== Supplied records ==
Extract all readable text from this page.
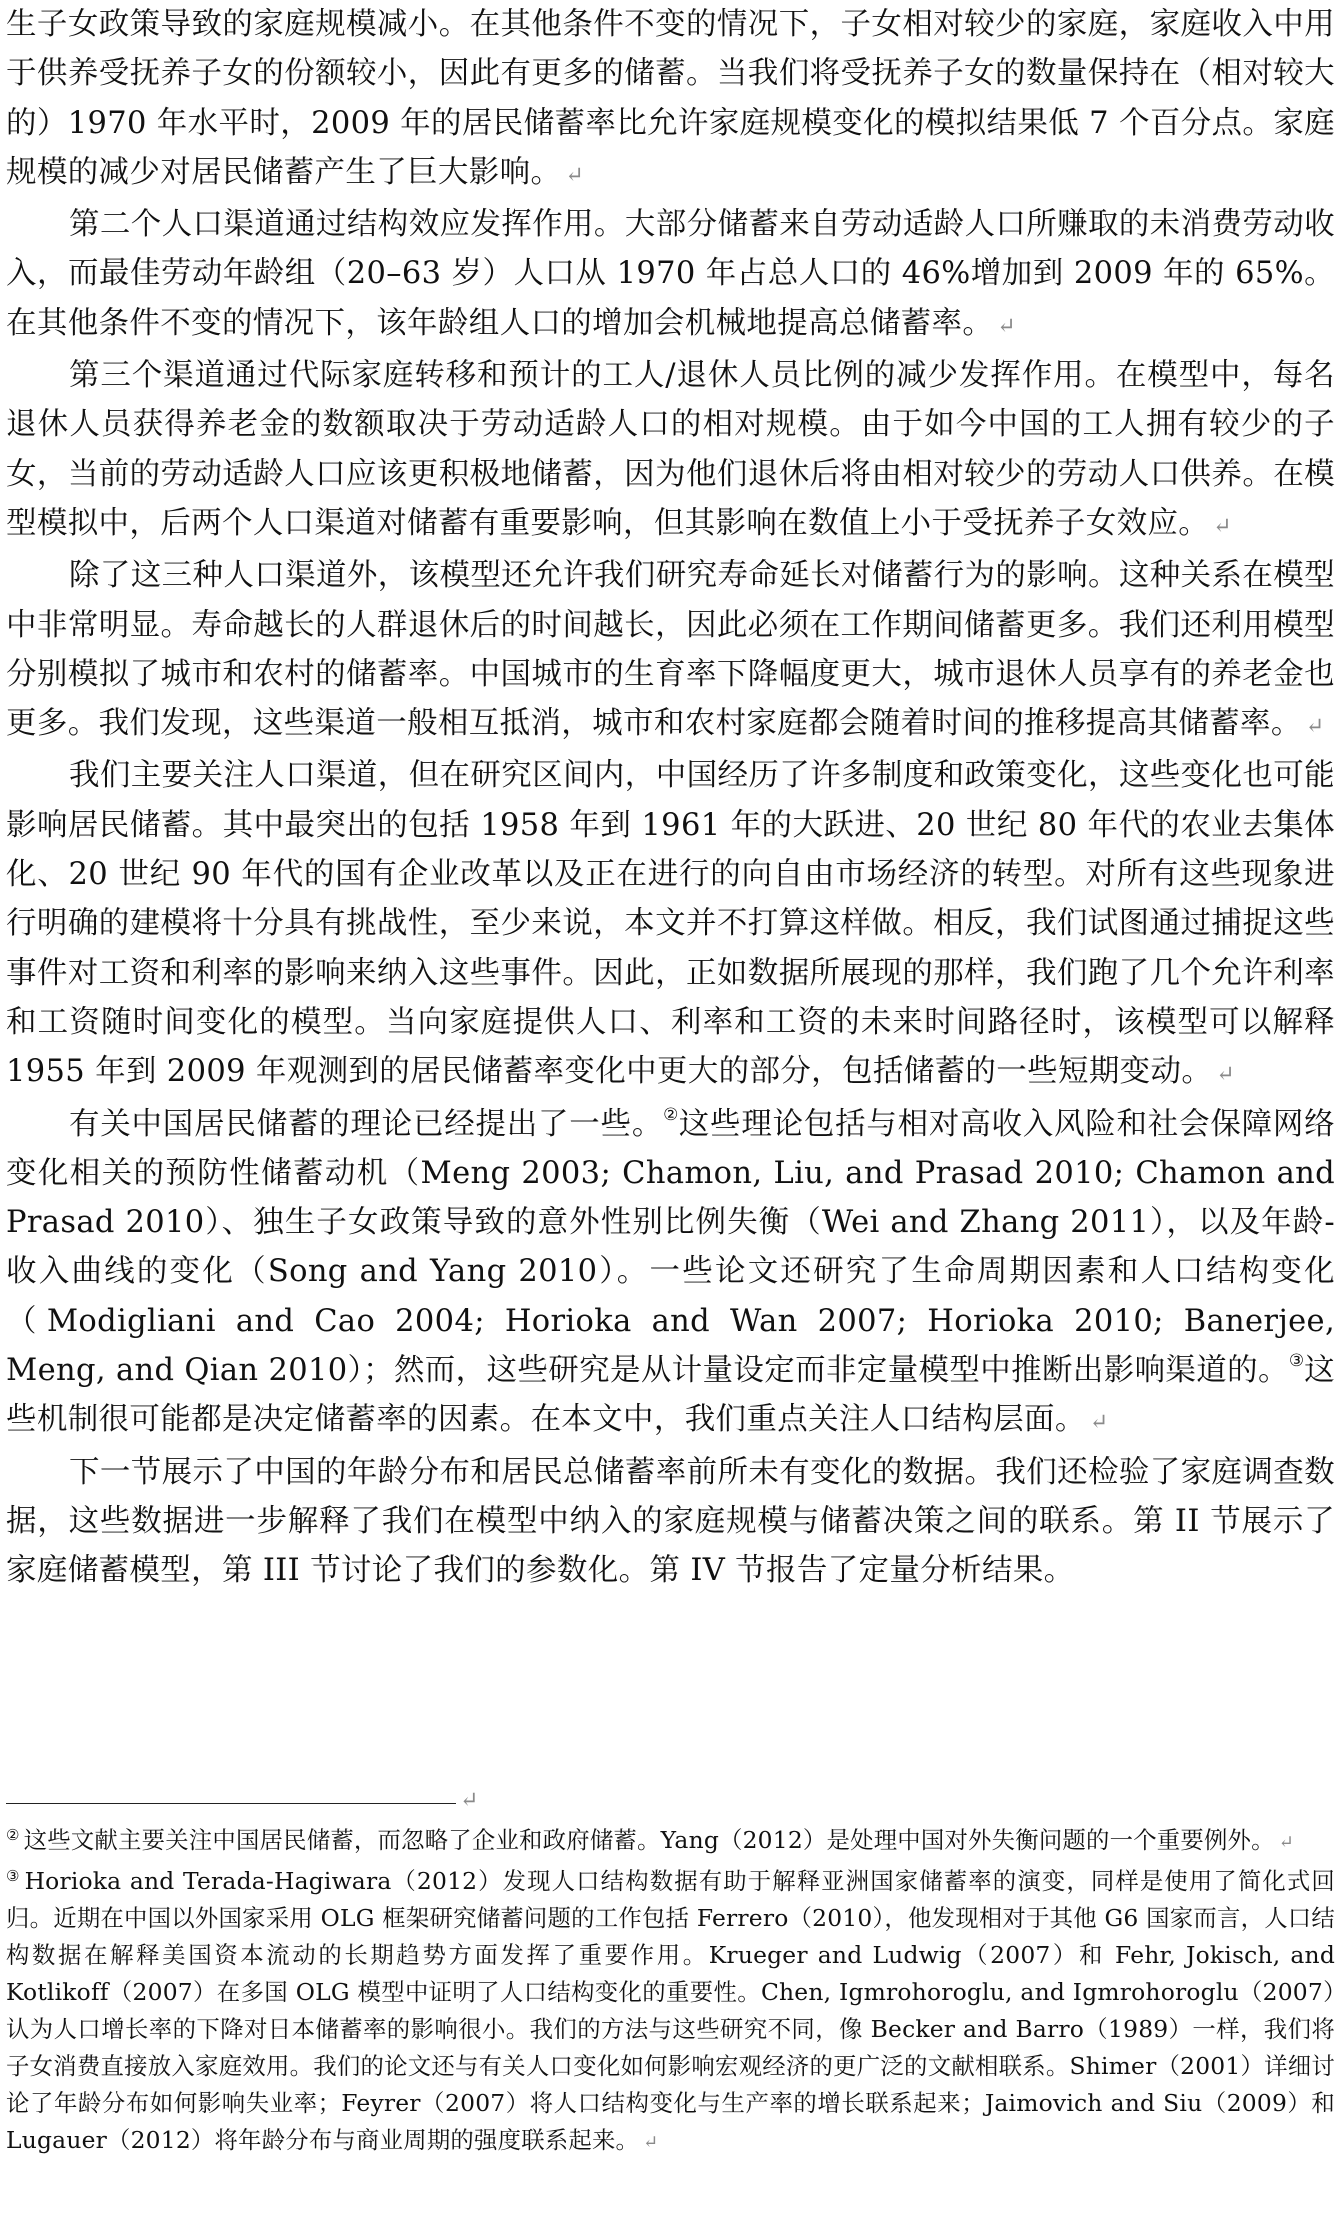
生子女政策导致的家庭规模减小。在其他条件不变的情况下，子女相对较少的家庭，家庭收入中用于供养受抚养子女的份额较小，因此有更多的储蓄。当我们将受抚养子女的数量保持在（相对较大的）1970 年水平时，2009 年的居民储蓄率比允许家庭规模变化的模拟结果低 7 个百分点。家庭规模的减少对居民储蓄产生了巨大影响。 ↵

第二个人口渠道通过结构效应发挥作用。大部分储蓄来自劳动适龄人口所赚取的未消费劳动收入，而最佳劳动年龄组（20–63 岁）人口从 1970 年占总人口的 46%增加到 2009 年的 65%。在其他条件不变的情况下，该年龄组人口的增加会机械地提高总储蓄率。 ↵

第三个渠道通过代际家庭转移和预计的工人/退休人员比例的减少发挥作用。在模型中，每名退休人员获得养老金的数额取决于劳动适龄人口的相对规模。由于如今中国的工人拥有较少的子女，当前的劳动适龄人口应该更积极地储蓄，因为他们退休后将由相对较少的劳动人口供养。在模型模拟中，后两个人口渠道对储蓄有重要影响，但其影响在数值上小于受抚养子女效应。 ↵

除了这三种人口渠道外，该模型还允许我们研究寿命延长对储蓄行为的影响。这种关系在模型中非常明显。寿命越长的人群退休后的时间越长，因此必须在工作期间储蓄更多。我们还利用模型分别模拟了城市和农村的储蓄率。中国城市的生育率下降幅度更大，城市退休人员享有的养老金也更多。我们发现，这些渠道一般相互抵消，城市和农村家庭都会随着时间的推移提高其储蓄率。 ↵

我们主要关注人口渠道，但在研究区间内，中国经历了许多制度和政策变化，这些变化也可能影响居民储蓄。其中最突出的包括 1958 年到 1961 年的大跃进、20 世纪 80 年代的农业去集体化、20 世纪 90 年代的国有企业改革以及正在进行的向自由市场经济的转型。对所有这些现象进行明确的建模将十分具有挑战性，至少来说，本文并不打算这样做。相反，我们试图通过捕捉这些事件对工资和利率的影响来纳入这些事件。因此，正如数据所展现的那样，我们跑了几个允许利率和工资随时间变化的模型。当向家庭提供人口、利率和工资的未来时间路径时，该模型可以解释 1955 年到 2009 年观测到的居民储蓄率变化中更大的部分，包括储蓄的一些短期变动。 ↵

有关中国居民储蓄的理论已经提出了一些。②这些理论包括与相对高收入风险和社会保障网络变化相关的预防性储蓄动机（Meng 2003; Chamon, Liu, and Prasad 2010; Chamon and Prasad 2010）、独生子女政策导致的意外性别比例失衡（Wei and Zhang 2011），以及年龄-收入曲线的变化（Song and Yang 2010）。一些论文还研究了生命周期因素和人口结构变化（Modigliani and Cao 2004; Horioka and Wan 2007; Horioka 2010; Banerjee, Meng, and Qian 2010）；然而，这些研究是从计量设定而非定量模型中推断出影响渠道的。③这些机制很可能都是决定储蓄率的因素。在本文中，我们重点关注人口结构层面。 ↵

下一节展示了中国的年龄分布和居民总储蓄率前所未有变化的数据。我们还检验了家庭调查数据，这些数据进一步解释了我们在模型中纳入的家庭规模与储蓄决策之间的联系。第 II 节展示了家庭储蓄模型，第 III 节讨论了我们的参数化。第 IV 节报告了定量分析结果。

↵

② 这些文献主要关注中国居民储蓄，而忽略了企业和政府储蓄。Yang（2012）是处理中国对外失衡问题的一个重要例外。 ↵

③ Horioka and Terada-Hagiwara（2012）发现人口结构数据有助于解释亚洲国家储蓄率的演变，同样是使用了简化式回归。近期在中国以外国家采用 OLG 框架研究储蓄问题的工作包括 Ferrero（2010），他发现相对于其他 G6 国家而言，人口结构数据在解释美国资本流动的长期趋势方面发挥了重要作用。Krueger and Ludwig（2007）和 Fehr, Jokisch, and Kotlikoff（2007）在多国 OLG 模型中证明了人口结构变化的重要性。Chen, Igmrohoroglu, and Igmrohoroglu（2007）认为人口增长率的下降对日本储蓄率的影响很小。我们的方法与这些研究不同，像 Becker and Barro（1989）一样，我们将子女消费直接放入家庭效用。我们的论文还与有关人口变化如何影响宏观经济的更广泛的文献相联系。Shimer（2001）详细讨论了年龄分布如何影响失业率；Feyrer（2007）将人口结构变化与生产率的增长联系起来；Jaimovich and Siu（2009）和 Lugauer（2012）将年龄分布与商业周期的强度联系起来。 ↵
===
== Supplied records ==
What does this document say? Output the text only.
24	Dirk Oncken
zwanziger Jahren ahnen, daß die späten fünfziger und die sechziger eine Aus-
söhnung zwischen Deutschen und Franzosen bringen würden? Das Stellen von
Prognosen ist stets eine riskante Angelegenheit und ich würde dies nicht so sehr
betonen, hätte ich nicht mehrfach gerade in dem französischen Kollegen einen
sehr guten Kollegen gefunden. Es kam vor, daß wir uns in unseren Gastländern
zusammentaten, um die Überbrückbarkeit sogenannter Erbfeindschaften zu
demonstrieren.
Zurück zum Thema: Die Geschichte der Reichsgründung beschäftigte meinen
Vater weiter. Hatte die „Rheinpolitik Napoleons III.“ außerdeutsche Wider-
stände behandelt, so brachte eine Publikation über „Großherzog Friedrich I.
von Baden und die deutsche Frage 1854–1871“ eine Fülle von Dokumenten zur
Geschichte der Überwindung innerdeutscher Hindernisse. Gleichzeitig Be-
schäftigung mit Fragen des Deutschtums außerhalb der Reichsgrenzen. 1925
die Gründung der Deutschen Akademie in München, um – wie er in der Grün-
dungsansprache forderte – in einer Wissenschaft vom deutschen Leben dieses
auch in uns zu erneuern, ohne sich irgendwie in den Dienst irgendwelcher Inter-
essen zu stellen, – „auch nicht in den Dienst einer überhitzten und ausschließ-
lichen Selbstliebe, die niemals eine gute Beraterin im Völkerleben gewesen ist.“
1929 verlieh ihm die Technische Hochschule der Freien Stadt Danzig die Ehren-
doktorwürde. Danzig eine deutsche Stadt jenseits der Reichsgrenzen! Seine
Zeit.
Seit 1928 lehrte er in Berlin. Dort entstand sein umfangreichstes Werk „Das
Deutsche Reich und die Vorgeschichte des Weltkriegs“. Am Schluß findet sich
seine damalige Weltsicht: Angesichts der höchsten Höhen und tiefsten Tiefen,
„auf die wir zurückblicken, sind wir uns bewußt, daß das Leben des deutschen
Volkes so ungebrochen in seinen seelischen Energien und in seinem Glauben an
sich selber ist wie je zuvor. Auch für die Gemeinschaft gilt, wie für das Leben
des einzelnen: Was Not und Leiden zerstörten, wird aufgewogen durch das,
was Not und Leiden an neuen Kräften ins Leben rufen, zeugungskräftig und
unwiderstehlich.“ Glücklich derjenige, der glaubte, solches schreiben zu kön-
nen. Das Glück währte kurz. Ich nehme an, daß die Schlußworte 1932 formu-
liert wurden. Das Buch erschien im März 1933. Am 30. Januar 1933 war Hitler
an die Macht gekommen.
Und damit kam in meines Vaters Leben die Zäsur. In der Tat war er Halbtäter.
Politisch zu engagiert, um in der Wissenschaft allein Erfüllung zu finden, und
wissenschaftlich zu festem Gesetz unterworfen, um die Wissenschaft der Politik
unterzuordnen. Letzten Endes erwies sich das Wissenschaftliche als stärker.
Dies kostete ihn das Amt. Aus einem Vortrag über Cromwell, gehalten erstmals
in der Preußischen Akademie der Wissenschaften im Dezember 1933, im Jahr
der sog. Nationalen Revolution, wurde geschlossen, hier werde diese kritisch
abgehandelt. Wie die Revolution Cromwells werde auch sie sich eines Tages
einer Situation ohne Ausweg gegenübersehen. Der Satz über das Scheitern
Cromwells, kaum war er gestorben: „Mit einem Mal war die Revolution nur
===
» What you are asked to do
Give the number of lines that carry the word "Horioka", with nothing added.

» Solution for this exercise
2